DIRECTION
Take the entries below and reproduce them word for word.

THE INPUT
- - - - - - -

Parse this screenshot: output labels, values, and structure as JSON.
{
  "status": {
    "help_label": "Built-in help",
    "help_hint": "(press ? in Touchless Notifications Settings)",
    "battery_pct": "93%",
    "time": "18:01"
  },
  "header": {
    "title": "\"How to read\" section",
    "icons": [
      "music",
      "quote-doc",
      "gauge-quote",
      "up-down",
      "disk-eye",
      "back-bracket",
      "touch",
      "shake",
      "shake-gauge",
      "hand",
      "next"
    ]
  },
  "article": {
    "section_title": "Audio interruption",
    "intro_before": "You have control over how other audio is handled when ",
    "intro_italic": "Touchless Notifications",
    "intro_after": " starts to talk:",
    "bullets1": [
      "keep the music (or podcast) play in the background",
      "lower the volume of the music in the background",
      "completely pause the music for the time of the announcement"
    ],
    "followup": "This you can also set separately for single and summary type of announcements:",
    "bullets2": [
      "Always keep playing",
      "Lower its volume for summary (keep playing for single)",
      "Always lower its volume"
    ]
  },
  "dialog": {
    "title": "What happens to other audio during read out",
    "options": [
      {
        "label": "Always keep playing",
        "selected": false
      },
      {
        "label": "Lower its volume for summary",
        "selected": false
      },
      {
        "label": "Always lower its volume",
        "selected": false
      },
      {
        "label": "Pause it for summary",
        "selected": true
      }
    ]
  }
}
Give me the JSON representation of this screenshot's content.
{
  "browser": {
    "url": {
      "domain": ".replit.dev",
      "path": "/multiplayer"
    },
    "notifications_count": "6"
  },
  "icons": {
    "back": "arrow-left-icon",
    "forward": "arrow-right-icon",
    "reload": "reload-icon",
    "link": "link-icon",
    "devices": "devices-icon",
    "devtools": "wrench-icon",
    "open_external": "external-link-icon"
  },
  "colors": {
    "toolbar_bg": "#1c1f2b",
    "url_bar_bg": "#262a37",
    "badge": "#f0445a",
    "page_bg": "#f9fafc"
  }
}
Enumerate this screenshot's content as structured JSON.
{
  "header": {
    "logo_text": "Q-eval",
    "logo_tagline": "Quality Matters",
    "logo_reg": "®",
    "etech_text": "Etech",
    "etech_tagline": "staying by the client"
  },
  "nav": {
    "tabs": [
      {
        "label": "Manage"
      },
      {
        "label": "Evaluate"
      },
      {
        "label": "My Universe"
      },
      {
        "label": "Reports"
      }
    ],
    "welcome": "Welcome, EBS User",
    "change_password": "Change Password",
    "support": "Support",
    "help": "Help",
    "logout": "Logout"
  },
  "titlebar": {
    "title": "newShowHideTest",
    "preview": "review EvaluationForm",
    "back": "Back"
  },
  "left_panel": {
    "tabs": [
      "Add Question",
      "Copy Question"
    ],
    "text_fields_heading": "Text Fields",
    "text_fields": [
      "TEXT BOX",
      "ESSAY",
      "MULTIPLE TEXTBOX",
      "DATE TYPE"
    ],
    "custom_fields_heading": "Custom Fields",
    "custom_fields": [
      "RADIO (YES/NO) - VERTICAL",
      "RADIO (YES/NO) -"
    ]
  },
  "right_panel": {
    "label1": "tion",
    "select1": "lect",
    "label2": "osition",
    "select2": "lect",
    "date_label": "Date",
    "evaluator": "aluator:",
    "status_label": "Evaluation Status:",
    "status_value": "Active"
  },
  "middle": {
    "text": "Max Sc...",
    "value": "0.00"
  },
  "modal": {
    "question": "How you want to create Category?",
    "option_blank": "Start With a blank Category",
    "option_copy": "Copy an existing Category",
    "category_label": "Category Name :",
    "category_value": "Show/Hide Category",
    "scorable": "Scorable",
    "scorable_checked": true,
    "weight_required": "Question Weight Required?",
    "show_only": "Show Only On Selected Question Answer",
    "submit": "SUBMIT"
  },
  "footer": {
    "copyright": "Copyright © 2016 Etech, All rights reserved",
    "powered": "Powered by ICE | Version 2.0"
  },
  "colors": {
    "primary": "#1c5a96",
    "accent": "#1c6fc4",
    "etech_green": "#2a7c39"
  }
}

- - - - - - -

WORKED SOLUTION
Parse this screenshot: output labels, values, and structure as JSON.
{
  "status": {
    "help_label": "Built-in help",
    "help_hint": "(press ? in Touchless Notifications Settings)",
    "battery_pct": "93%",
    "time": "18:01"
  },
  "header": {
    "title": "\"How to read\" section",
    "icons": [
      "music",
      "quote-doc",
      "gauge-quote",
      "up-down",
      "disk-eye",
      "back-bracket",
      "touch",
      "shake",
      "shake-gauge",
      "hand",
      "next"
    ]
  },
  "article": {
    "section_title": "Audio interruption",
    "intro_before": "You have control over how other audio is handled when ",
    "intro_italic": "Touchless Notifications",
    "intro_after": " starts to talk:",
    "bullets1": [
      "keep the music (or podcast) play in the background",
      "lower the volume of the music in the background",
      "completely pause the music for the time of the announcement"
    ],
    "followup": "This you can also set separately for single and summary type of announcements:",
    "bullets2": [
      "Always keep playing",
      "Lower its volume for summary (keep playing for single)",
      "Always lower its volume"
    ]
  },
  "dialog": {
    "title": "What happens to other audio during read out",
    "options": [
      {
        "label": "Always keep playing",
        "selected": false
      },
      {
        "label": "Lower its volume for summary",
        "selected": false
      },
      {
        "label": "Always lower its volume",
        "selected": false
      },
      {
        "label": "Pause it for summary",
        "selected": true
      }
    ]
  }
}
Give me the JSON representation of this screenshot's content.
{
  "browser": {
    "url": {
      "domain": ".replit.dev",
      "path": "/multiplayer"
    },
    "notifications_count": "6"
  },
  "icons": {
    "back": "arrow-left-icon",
    "forward": "arrow-right-icon",
    "reload": "reload-icon",
    "link": "link-icon",
    "devices": "devices-icon",
    "devtools": "wrench-icon",
    "open_external": "external-link-icon"
  },
  "colors": {
    "toolbar_bg": "#1c1f2b",
    "url_bar_bg": "#262a37",
    "badge": "#f0445a",
    "page_bg": "#f9fafc"
  }
}
Enumerate this screenshot's content as structured JSON.
{
  "header": {
    "logo_text": "Q-eval",
    "logo_tagline": "Quality Matters",
    "logo_reg": "®",
    "etech_text": "Etech",
    "etech_tagline": "staying by the client"
  },
  "nav": {
    "tabs": [
      {
        "label": "Manage"
      },
      {
        "label": "Evaluate"
      },
      {
        "label": "My Universe"
      },
      {
        "label": "Reports"
      }
    ],
    "welcome": "Welcome, EBS User",
    "change_password": "Change Password",
    "support": "Support",
    "help": "Help",
    "logout": "Logout"
  },
  "titlebar": {
    "title": "newShowHideTest",
    "preview": "review EvaluationForm",
    "back": "Back"
  },
  "left_panel": {
    "tabs": [
      "Add Question",
      "Copy Question"
    ],
    "text_fields_heading": "Text Fields",
    "text_fields": [
      "TEXT BOX",
      "ESSAY",
      "MULTIPLE TEXTBOX",
      "DATE TYPE"
    ],
    "custom_fields_heading": "Custom Fields",
    "custom_fields": [
      "RADIO (YES/NO) - VERTICAL",
      "RADIO (YES/NO) -"
    ]
  },
  "right_panel": {
    "label1": "tion",
    "select1": "lect",
    "label2": "osition",
    "select2": "lect",
    "date_label": "Date",
    "evaluator": "aluator:",
    "status_label": "Evaluation Status:",
    "status_value": "Active"
  },
  "middle": {
    "text": "Max Sc...",
    "value": "0.00"
  },
  "modal": {
    "question": "How you want to create Category?",
    "option_blank": "Start With a blank Category",
    "option_copy": "Copy an existing Category",
    "category_label": "Category Name :",
    "category_value": "Show/Hide Category",
    "scorable": "Scorable",
    "scorable_checked": true,
    "weight_required": "Question Weight Required?",
    "show_only": "Show Only On Selected Question Answer",
    "submit": "SUBMIT"
  },
  "footer": {
    "copyright": "Copyright © 2016 Etech, All rights reserved",
    "powered": "Powered by ICE | Version 2.0"
  },
  "colors": {
    "primary": "#1c5a96",
    "accent": "#1c6fc4",
    "etech_green": "#2a7c39"
  }
}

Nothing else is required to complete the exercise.